• Given problem: Reproduce the lines of the material exactly, excluding every image.

Figure contents as structured data
------------------------------------

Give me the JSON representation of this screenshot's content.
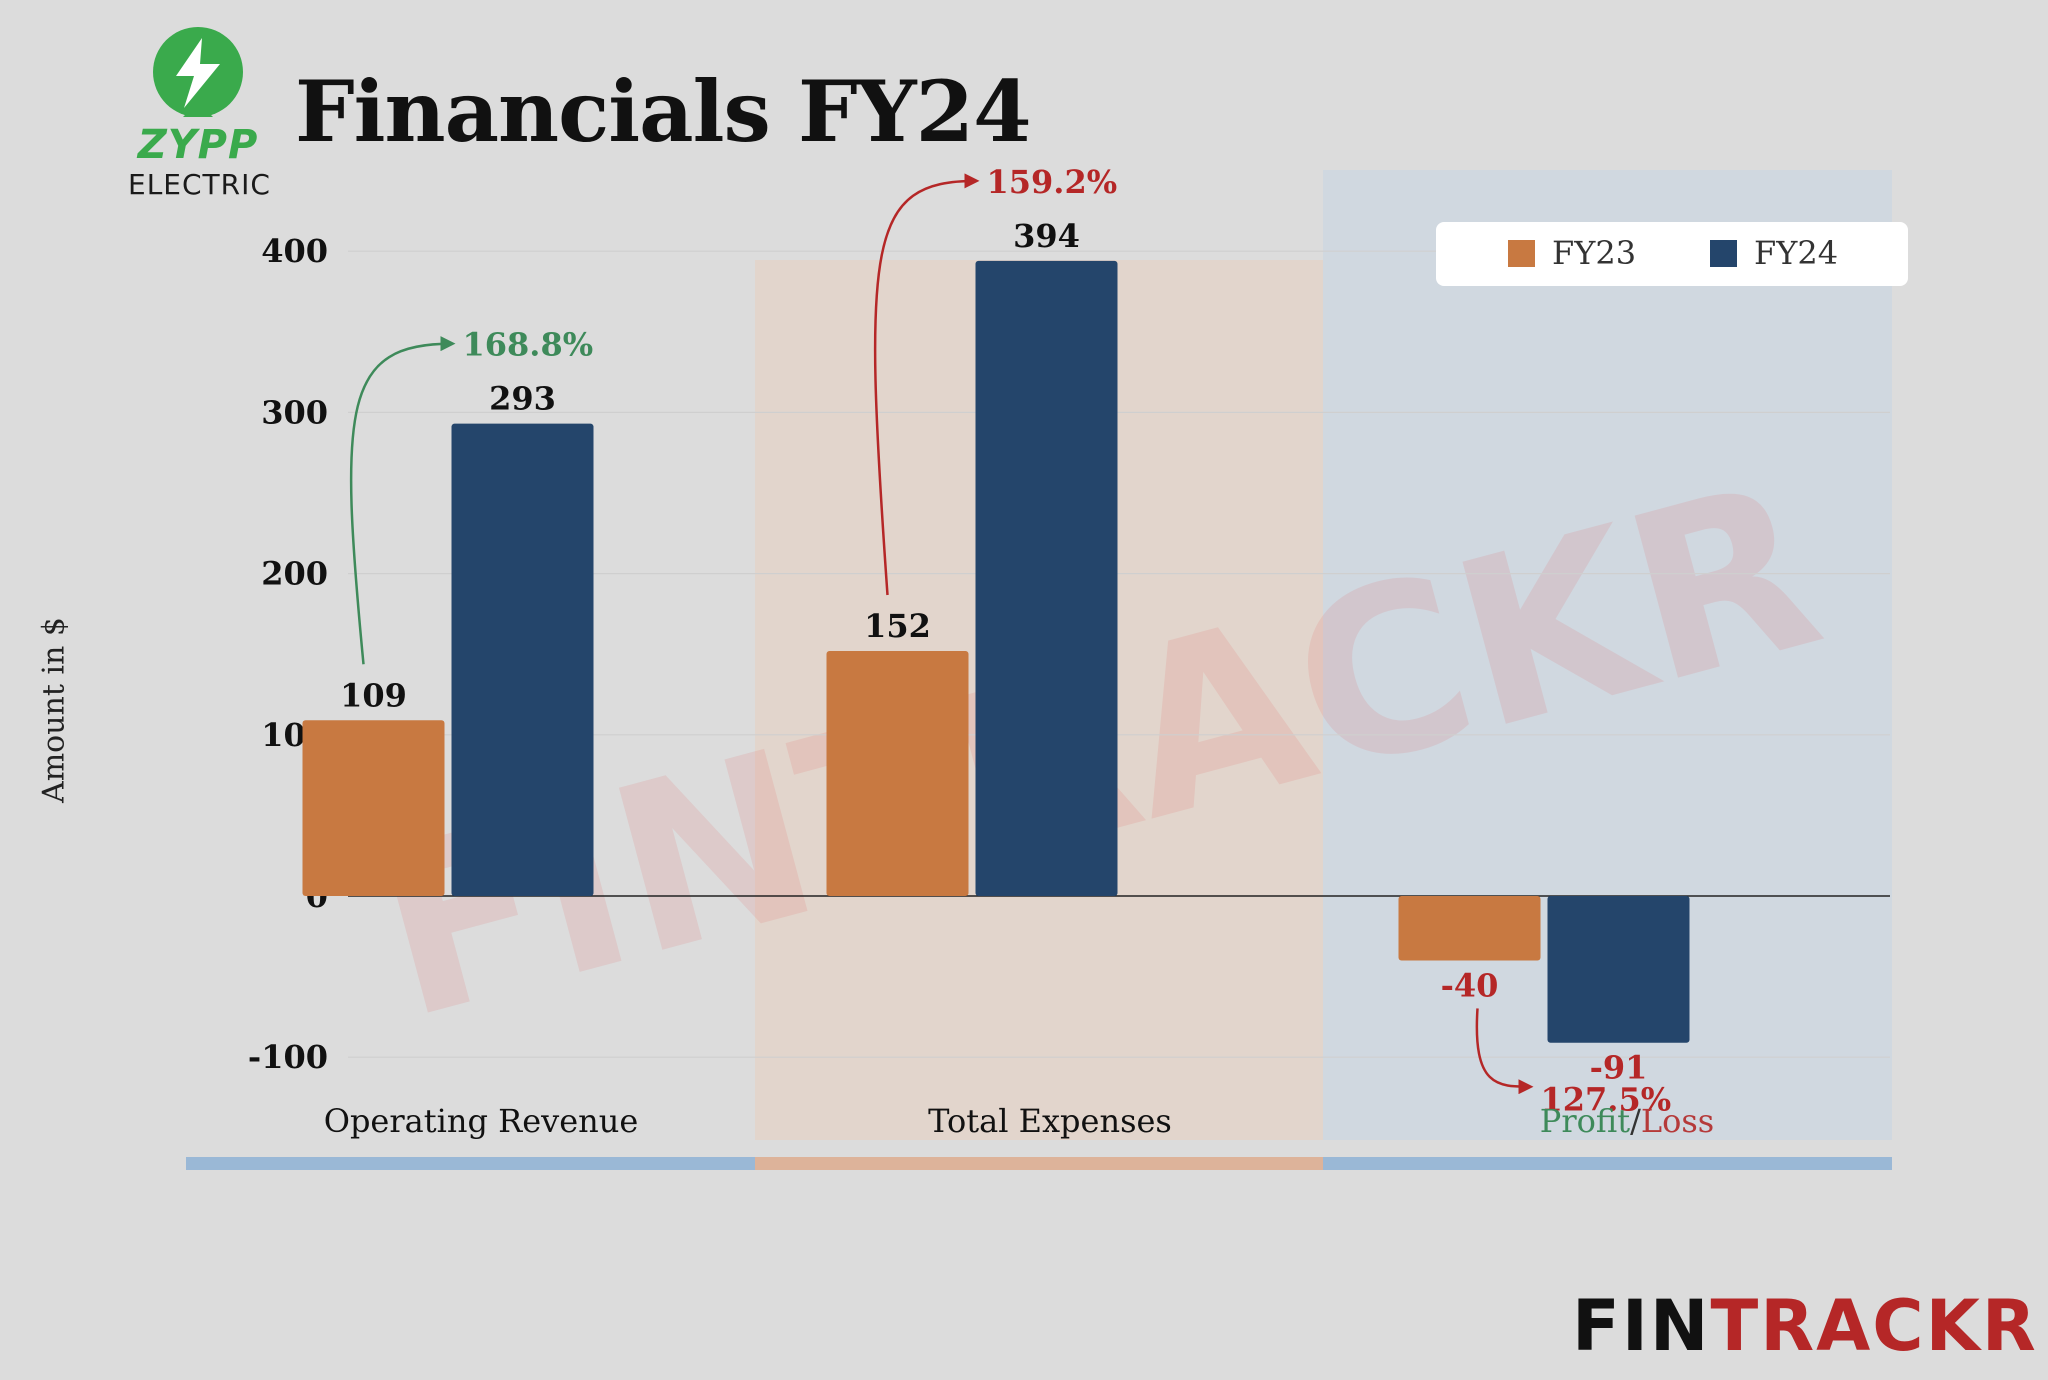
{
  "header": {
    "title": "Financials FY24",
    "logo_word": "ZYPP",
    "logo_sub": "ELECTRIC"
  },
  "brand": {
    "part1": "FIN",
    "part2": "TRACKR",
    "watermark": "FINTRACKR"
  },
  "colors": {
    "fy23": "#c87941",
    "fy24": "#24456b",
    "growth_green": "#3e8a5a",
    "growth_red": "#b52727",
    "band_blue": "#9ab8d6",
    "band_orange": "#ddb39a"
  },
  "category_labels": {
    "operating_revenue": "Operating Revenue",
    "total_expenses": "Total Expenses",
    "profit": "Profit",
    "slash": "/",
    "loss": "Loss"
  },
  "chart_data": {
    "type": "bar",
    "title": "Financials FY24",
    "ylabel": "Amount in $",
    "xlabel": "",
    "ylim": [
      -110,
      430
    ],
    "yticks": [
      -100,
      0,
      100,
      200,
      300,
      400
    ],
    "grid": true,
    "legend_position": "top-right",
    "categories": [
      "Operating Revenue",
      "Total Expenses",
      "Profit/Loss"
    ],
    "series": [
      {
        "name": "FY23",
        "values": [
          109,
          152,
          -40
        ]
      },
      {
        "name": "FY24",
        "values": [
          293,
          394,
          -91
        ]
      }
    ],
    "data_labels": {
      "FY23": [
        "109",
        "152",
        "-40"
      ],
      "FY24": [
        "293",
        "394",
        "-91"
      ]
    },
    "growth": [
      "168.8%",
      "159.2%",
      "127.5%"
    ]
  }
}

------------------------------------

• Output of the task:
Give me the JSON representation of this screenshot's content.
{
  "header": {
    "title": "Financials FY24",
    "logo_word": "ZYPP",
    "logo_sub": "ELECTRIC"
  },
  "brand": {
    "part1": "FIN",
    "part2": "TRACKR",
    "watermark": "FINTRACKR"
  },
  "colors": {
    "fy23": "#c87941",
    "fy24": "#24456b",
    "growth_green": "#3e8a5a",
    "growth_red": "#b52727",
    "band_blue": "#9ab8d6",
    "band_orange": "#ddb39a"
  },
  "category_labels": {
    "operating_revenue": "Operating Revenue",
    "total_expenses": "Total Expenses",
    "profit": "Profit",
    "slash": "/",
    "loss": "Loss"
  },
  "chart_data": {
    "type": "bar",
    "title": "Financials FY24",
    "ylabel": "Amount in $",
    "xlabel": "",
    "ylim": [
      -110,
      430
    ],
    "yticks": [
      -100,
      0,
      100,
      200,
      300,
      400
    ],
    "grid": true,
    "legend_position": "top-right",
    "categories": [
      "Operating Revenue",
      "Total Expenses",
      "Profit/Loss"
    ],
    "series": [
      {
        "name": "FY23",
        "values": [
          109,
          152,
          -40
        ]
      },
      {
        "name": "FY24",
        "values": [
          293,
          394,
          -91
        ]
      }
    ],
    "data_labels": {
      "FY23": [
        "109",
        "152",
        "-40"
      ],
      "FY24": [
        "293",
        "394",
        "-91"
      ]
    },
    "growth": [
      "168.8%",
      "159.2%",
      "127.5%"
    ]
  }
}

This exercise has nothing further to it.